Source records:

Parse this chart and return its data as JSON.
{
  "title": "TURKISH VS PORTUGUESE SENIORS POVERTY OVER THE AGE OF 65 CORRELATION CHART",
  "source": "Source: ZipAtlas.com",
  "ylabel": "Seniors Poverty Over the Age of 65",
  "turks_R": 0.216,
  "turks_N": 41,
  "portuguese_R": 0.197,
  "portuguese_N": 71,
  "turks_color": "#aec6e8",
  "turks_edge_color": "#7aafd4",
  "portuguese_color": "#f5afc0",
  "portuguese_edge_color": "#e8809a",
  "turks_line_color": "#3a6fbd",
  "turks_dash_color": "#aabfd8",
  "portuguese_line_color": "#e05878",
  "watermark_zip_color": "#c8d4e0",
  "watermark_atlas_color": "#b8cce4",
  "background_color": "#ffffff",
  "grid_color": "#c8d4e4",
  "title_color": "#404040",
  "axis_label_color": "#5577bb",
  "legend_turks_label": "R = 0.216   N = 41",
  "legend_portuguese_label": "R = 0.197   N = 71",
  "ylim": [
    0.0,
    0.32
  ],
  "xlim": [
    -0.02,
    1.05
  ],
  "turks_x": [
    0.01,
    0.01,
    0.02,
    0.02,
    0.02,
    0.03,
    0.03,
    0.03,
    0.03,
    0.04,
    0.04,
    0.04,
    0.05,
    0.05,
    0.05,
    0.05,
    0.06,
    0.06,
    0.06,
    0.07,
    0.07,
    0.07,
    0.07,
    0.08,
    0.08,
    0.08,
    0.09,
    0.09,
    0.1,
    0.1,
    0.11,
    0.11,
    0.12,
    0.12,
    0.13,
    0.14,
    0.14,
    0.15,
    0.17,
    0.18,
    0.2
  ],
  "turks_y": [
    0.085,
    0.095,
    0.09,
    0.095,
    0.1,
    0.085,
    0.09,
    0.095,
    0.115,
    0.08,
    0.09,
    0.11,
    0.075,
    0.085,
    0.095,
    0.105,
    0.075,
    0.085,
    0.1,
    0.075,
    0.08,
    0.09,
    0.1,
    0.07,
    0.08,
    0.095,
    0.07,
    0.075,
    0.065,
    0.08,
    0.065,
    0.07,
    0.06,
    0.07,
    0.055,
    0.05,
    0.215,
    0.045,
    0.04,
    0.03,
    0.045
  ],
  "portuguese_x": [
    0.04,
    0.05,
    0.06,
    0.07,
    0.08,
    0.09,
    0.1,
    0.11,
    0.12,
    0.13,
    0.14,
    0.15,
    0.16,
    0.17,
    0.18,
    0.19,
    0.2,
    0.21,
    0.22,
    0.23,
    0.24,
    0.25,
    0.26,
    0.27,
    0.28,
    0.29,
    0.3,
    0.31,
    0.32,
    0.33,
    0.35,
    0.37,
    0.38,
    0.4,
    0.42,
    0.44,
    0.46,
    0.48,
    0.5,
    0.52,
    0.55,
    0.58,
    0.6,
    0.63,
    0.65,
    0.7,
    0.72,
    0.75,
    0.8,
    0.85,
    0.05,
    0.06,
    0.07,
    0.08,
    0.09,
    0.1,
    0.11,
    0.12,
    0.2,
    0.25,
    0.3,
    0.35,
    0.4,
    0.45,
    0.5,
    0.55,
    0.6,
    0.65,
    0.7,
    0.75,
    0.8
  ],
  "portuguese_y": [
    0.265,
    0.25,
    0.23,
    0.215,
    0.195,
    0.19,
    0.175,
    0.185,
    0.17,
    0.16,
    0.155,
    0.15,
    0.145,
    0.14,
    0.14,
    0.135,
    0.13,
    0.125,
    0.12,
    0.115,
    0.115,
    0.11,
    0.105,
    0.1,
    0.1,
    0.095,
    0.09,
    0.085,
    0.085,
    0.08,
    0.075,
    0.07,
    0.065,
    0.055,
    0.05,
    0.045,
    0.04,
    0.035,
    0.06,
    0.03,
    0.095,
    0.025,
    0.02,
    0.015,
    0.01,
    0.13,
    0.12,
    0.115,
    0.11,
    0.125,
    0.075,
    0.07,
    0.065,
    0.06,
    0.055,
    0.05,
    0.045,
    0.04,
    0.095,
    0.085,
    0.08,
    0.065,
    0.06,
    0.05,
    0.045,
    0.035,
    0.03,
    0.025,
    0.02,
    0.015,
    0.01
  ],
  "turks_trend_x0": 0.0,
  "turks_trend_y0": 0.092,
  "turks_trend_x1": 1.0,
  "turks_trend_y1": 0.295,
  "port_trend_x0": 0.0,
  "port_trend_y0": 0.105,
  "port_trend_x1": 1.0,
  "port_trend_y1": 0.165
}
...
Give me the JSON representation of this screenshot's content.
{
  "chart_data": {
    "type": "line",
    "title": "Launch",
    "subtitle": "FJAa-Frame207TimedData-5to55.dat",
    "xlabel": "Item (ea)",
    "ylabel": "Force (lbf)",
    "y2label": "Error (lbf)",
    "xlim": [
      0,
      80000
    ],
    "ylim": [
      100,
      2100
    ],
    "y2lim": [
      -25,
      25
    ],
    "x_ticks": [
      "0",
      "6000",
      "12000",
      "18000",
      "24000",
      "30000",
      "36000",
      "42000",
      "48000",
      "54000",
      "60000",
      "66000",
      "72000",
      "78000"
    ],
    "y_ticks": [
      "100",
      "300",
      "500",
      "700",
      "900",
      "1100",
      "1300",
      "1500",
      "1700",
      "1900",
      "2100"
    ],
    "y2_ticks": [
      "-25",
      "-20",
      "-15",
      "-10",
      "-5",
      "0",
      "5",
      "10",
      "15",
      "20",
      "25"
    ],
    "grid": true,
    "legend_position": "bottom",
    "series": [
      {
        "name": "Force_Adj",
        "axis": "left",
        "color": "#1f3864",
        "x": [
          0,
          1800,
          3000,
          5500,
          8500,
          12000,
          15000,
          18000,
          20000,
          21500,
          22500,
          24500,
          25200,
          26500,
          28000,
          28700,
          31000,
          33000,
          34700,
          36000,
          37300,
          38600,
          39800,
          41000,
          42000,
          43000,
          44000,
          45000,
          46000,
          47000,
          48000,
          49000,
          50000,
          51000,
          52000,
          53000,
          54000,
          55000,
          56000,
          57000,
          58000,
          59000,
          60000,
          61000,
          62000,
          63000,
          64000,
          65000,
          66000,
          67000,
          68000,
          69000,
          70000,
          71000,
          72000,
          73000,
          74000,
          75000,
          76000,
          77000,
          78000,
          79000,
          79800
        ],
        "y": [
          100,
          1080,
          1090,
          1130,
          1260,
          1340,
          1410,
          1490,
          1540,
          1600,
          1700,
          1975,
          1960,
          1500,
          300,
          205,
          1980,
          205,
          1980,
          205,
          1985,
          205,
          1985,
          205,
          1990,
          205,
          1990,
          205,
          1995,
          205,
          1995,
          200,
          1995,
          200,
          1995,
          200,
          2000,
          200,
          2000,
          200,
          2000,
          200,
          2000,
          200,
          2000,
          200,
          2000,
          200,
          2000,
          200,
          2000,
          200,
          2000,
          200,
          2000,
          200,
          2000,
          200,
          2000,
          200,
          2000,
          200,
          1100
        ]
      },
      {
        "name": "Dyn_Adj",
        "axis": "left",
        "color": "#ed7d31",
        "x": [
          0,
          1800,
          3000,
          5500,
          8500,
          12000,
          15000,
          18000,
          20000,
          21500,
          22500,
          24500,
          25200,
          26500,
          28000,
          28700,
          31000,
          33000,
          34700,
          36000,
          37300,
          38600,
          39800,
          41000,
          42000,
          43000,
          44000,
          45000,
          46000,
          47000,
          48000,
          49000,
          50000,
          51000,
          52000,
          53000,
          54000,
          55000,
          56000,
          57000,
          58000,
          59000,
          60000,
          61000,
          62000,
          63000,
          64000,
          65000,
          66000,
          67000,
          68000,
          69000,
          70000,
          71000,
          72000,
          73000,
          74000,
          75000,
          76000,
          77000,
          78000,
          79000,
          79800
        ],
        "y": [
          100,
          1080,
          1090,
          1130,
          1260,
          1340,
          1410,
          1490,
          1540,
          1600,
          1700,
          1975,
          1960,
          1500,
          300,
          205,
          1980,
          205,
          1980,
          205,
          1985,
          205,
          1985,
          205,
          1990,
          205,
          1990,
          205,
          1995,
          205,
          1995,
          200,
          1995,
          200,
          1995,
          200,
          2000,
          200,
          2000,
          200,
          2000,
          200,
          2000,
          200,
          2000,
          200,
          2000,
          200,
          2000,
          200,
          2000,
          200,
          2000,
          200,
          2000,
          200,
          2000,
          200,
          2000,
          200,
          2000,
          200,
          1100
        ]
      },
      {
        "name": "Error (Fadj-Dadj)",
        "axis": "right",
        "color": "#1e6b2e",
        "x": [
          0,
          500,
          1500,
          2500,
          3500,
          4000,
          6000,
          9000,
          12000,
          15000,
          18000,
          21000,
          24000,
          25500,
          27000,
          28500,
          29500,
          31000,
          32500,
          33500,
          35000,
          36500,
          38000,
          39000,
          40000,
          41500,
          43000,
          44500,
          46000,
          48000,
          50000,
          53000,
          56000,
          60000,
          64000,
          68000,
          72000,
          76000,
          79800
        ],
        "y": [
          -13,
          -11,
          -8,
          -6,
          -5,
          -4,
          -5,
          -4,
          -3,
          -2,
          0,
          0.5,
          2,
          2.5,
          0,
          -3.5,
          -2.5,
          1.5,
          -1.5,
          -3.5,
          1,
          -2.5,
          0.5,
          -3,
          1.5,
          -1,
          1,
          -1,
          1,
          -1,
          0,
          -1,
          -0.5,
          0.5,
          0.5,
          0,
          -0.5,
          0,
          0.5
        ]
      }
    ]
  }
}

> _Stated problem_
Out of the material above, select every line that holds the string "Error".

> _Correct output_
    "y2label": "Error (lbf)",
        "name": "Error (Fadj-Dadj)",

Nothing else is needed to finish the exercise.